** BEGIN **
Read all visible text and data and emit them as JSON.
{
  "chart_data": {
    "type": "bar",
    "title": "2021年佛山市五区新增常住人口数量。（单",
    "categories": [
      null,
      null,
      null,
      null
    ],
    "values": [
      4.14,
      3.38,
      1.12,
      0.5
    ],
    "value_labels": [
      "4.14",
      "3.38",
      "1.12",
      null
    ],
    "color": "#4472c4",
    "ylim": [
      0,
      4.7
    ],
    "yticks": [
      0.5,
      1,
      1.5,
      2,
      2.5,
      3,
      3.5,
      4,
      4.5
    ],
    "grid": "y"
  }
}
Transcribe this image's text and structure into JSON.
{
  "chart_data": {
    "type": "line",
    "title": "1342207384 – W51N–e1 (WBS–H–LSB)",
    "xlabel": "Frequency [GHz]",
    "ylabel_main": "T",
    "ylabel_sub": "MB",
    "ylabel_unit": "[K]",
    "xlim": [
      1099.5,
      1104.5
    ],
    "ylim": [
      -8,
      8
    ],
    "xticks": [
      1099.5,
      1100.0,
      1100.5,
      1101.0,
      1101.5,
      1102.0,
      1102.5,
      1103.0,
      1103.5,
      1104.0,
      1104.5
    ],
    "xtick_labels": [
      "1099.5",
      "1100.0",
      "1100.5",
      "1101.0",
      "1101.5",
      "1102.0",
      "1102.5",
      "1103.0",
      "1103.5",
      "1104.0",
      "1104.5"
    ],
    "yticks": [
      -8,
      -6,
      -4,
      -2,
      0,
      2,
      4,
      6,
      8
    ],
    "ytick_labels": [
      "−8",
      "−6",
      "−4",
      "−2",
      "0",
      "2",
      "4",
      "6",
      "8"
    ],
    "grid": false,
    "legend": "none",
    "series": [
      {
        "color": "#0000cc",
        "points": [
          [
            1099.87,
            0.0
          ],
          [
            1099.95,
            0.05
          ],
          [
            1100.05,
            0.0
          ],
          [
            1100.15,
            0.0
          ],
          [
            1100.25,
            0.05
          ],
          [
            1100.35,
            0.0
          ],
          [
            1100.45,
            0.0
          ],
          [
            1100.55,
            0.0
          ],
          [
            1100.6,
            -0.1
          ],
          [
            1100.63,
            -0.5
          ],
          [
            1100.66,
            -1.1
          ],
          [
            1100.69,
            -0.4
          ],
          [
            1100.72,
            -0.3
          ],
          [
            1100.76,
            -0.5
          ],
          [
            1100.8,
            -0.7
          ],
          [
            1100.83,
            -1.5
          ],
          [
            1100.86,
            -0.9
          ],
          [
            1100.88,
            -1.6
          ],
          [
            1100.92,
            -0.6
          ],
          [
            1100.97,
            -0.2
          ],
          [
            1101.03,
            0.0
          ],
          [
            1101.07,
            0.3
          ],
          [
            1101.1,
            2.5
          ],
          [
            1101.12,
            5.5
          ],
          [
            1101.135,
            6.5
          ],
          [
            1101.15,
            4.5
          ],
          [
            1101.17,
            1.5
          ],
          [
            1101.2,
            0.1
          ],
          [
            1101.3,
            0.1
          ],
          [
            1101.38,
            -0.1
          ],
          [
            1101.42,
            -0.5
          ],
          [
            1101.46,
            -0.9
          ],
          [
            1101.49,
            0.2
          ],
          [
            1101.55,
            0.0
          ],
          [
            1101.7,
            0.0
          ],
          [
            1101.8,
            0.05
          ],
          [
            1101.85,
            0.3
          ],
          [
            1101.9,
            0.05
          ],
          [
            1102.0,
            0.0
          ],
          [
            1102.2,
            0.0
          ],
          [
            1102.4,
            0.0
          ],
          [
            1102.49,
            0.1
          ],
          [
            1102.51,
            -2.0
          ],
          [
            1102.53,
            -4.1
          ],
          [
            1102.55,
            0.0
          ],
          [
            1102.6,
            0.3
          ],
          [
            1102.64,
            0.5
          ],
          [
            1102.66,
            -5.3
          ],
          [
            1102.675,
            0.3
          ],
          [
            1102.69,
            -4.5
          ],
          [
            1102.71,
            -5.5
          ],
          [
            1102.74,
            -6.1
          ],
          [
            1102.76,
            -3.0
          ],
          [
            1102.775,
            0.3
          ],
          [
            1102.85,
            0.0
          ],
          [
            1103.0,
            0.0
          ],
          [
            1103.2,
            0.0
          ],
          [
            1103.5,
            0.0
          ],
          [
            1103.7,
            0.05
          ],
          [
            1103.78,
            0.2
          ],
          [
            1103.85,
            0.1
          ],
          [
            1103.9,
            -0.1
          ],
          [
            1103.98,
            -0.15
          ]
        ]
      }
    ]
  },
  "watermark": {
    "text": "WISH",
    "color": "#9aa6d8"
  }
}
** END **
== TO DO ==
Search the records above for "title". Copy each line where it is found.

== RESPONSE FOR THIS EXERCISE ==
    "title": "2021年佛山市五区新增常住人口数量。（单",
    "title": "1342207384 – W51N–e1 (WBS–H–LSB)",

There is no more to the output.